## AIM
Return every line of the data unchanged, from the very first line through the line that contains "tipo-item: • Invención: xyxy=(168,383,374,403)". Include that line.

## Annotated element listings
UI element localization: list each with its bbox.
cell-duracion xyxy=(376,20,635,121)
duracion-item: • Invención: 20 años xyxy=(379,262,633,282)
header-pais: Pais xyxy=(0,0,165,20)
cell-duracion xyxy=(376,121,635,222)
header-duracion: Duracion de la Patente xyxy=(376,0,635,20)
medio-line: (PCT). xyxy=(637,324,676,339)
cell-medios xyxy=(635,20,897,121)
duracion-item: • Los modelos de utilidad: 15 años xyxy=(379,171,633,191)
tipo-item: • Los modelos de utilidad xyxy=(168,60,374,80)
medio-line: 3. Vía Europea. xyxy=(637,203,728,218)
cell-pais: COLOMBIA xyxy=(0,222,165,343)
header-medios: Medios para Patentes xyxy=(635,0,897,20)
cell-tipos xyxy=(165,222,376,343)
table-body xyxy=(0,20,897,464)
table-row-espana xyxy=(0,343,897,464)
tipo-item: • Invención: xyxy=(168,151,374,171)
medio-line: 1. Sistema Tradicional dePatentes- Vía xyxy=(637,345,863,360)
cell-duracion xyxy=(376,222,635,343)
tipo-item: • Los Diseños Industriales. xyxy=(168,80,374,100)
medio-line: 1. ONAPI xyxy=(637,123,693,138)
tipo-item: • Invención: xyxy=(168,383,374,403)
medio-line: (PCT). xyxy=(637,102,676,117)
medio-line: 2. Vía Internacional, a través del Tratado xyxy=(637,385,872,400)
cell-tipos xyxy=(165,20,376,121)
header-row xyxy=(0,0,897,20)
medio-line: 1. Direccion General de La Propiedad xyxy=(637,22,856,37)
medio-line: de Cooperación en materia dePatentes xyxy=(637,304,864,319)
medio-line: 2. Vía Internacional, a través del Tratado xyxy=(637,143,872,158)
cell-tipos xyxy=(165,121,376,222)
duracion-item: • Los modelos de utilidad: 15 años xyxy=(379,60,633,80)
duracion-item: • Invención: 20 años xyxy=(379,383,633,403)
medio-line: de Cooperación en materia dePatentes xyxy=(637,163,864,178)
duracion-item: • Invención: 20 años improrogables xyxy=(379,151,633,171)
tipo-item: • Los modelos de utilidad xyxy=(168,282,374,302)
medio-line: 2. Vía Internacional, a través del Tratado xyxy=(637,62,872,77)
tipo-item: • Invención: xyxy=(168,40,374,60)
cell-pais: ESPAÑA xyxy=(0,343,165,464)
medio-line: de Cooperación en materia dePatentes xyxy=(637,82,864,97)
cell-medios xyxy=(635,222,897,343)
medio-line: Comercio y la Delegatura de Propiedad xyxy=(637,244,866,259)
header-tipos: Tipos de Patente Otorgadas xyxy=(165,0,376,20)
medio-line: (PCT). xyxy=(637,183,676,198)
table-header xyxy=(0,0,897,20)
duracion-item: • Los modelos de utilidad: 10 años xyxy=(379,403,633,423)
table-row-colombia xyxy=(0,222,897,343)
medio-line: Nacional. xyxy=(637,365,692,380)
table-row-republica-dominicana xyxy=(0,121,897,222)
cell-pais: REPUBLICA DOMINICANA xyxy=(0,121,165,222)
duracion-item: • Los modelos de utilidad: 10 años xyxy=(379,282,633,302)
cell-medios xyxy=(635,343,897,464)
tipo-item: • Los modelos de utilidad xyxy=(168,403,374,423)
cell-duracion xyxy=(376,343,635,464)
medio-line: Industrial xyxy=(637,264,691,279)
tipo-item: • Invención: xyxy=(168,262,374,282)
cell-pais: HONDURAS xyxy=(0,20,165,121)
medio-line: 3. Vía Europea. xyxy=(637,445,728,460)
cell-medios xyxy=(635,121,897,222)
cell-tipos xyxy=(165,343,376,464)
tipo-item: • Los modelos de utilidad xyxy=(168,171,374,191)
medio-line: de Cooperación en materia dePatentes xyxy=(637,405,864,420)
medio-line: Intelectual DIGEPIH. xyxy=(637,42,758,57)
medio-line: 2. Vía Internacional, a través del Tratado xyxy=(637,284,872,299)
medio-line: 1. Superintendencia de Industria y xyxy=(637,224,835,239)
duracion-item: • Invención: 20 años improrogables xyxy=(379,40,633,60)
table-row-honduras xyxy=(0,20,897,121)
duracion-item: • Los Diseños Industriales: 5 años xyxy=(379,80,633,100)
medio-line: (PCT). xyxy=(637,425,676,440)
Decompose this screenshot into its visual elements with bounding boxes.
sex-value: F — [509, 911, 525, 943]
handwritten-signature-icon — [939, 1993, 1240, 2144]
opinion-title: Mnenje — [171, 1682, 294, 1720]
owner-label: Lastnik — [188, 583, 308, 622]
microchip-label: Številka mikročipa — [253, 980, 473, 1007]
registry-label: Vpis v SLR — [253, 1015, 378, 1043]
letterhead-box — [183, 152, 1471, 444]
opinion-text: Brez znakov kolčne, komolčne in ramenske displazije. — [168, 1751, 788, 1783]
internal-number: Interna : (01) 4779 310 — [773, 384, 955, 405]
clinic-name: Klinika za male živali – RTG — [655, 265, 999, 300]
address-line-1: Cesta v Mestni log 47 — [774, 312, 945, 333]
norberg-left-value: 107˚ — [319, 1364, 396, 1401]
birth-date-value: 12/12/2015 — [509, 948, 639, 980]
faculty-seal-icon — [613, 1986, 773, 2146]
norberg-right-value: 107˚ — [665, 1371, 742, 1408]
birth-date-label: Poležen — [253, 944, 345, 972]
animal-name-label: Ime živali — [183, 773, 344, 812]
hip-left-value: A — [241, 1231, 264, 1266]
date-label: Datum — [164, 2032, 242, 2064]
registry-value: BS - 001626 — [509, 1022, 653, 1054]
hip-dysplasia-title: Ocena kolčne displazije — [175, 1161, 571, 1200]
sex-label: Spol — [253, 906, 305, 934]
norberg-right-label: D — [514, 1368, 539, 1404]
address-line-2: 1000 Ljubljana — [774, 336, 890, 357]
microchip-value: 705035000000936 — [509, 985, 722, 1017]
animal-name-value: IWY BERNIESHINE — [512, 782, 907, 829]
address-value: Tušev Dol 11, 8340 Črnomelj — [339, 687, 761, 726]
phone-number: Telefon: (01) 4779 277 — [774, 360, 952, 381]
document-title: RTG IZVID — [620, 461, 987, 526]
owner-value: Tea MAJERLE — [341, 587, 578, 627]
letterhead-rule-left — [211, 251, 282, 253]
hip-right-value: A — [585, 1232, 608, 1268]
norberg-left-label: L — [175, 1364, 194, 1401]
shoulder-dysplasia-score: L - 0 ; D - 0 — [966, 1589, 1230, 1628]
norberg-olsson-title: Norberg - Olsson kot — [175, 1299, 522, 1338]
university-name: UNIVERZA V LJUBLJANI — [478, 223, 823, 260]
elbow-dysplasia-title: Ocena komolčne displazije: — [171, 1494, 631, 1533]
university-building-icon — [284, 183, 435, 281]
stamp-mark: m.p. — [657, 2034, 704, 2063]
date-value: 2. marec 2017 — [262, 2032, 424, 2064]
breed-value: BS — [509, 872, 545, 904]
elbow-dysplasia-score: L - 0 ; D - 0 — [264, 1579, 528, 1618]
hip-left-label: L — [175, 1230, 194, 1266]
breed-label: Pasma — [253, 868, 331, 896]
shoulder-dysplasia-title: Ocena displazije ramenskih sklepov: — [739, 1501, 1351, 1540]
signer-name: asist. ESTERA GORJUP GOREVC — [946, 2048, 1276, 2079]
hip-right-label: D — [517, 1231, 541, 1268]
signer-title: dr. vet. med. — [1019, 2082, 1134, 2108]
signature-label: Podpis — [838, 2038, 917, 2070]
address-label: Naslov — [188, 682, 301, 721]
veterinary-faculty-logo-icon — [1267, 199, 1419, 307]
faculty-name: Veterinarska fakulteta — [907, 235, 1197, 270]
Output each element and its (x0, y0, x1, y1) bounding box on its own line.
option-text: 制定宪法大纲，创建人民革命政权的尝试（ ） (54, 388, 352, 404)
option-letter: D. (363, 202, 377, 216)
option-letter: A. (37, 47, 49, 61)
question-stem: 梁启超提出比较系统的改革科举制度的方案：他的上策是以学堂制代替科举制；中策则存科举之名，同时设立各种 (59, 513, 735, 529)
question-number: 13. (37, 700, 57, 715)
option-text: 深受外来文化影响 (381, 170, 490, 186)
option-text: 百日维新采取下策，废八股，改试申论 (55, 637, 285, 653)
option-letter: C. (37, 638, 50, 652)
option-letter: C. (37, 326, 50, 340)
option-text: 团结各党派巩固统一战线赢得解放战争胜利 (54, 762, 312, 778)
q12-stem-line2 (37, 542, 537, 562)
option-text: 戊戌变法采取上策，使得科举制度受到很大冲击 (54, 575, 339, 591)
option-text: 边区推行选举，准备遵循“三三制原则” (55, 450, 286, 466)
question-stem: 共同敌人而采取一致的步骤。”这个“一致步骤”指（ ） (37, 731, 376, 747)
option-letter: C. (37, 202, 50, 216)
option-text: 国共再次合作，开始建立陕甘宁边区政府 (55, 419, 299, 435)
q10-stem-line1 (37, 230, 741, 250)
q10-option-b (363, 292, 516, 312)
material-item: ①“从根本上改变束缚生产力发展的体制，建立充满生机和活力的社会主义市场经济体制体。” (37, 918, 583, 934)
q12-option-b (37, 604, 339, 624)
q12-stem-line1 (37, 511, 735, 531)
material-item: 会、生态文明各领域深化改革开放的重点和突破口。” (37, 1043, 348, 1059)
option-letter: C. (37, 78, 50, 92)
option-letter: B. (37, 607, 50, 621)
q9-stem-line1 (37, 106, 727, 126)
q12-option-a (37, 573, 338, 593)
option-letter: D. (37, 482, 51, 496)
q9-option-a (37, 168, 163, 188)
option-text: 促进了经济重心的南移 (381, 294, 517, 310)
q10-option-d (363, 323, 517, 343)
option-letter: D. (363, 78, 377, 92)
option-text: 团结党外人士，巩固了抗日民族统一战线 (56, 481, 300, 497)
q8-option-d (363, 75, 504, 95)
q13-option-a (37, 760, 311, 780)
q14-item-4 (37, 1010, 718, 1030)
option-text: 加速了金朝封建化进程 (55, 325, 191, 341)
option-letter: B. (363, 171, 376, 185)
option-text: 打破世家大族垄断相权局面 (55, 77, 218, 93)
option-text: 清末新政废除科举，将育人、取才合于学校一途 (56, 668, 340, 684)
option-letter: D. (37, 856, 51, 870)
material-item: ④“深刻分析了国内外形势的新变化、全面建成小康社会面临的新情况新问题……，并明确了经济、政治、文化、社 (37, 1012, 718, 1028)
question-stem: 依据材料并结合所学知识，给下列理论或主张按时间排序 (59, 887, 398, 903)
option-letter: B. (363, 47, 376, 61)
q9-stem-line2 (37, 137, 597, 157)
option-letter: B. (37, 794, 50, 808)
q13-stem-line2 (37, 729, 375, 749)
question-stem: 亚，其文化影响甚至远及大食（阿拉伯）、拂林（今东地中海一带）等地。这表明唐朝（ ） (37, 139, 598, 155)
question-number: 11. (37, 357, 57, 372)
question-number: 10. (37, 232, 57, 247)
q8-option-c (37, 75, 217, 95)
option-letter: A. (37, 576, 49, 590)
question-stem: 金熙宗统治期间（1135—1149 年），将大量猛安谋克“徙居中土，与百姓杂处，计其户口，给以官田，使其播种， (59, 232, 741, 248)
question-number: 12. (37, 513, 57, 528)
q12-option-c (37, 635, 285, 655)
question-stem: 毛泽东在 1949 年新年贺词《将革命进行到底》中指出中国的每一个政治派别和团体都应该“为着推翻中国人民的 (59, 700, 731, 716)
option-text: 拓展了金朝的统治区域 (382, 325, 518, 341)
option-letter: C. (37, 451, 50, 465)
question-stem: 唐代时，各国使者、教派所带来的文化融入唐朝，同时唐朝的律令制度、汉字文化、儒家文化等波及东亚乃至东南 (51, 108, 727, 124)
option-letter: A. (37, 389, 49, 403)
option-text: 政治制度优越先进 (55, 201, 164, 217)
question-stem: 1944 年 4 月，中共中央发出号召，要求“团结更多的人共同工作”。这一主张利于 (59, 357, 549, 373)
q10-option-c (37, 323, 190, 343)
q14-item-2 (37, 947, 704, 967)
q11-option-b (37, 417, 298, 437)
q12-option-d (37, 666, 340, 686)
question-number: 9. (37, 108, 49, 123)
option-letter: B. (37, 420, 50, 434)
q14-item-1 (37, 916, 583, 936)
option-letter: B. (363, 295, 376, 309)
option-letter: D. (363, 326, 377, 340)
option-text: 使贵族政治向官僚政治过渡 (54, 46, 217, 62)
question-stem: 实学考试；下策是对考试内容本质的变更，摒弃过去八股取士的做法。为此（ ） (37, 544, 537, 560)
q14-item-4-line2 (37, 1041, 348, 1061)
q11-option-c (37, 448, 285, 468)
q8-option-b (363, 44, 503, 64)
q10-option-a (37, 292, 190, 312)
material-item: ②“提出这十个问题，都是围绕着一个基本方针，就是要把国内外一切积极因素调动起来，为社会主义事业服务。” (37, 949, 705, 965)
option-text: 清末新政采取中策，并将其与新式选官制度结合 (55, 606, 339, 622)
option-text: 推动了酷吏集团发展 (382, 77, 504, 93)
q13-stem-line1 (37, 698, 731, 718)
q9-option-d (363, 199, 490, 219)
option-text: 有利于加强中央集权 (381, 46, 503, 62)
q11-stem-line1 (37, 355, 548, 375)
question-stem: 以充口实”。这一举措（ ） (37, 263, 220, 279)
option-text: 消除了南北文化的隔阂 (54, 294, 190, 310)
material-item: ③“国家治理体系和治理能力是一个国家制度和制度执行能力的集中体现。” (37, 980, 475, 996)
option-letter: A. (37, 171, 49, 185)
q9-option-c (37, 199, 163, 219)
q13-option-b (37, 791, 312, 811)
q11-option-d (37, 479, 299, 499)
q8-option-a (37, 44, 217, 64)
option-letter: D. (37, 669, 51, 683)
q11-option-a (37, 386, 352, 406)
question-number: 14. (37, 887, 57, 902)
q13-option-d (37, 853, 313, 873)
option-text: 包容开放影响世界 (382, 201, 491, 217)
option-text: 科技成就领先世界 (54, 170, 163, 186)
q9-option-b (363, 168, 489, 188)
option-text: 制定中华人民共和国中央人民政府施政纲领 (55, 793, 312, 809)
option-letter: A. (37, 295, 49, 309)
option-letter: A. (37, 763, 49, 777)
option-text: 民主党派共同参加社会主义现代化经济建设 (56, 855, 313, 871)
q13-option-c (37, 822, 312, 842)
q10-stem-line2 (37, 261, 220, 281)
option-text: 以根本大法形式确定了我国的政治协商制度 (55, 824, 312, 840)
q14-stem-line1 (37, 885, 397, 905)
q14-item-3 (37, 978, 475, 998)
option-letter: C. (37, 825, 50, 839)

## FINISHED EXERCISE
UI element localization: list each with its bbox.
cell-duracion xyxy=(376,20,635,121)
duracion-item: • Invención: 20 años xyxy=(379,262,633,282)
header-pais: Pais xyxy=(0,0,165,20)
cell-duracion xyxy=(376,121,635,222)
header-duracion: Duracion de la Patente xyxy=(376,0,635,20)
medio-line: (PCT). xyxy=(637,324,676,339)
cell-medios xyxy=(635,20,897,121)
duracion-item: • Los modelos de utilidad: 15 años xyxy=(379,171,633,191)
tipo-item: • Los modelos de utilidad xyxy=(168,60,374,80)
medio-line: 3. Vía Europea. xyxy=(637,203,728,218)
cell-pais: COLOMBIA xyxy=(0,222,165,343)
header-medios: Medios para Patentes xyxy=(635,0,897,20)
cell-tipos xyxy=(165,222,376,343)
table-body xyxy=(0,20,897,464)
table-row-espana xyxy=(0,343,897,464)
tipo-item: • Invención: xyxy=(168,151,374,171)
medio-line: 1. Sistema Tradicional dePatentes- Vía xyxy=(637,345,863,360)
cell-duracion xyxy=(376,222,635,343)
tipo-item: • Los Diseños Industriales. xyxy=(168,80,374,100)
medio-line: 1. ONAPI xyxy=(637,123,693,138)
tipo-item: • Invención: xyxy=(168,383,374,403)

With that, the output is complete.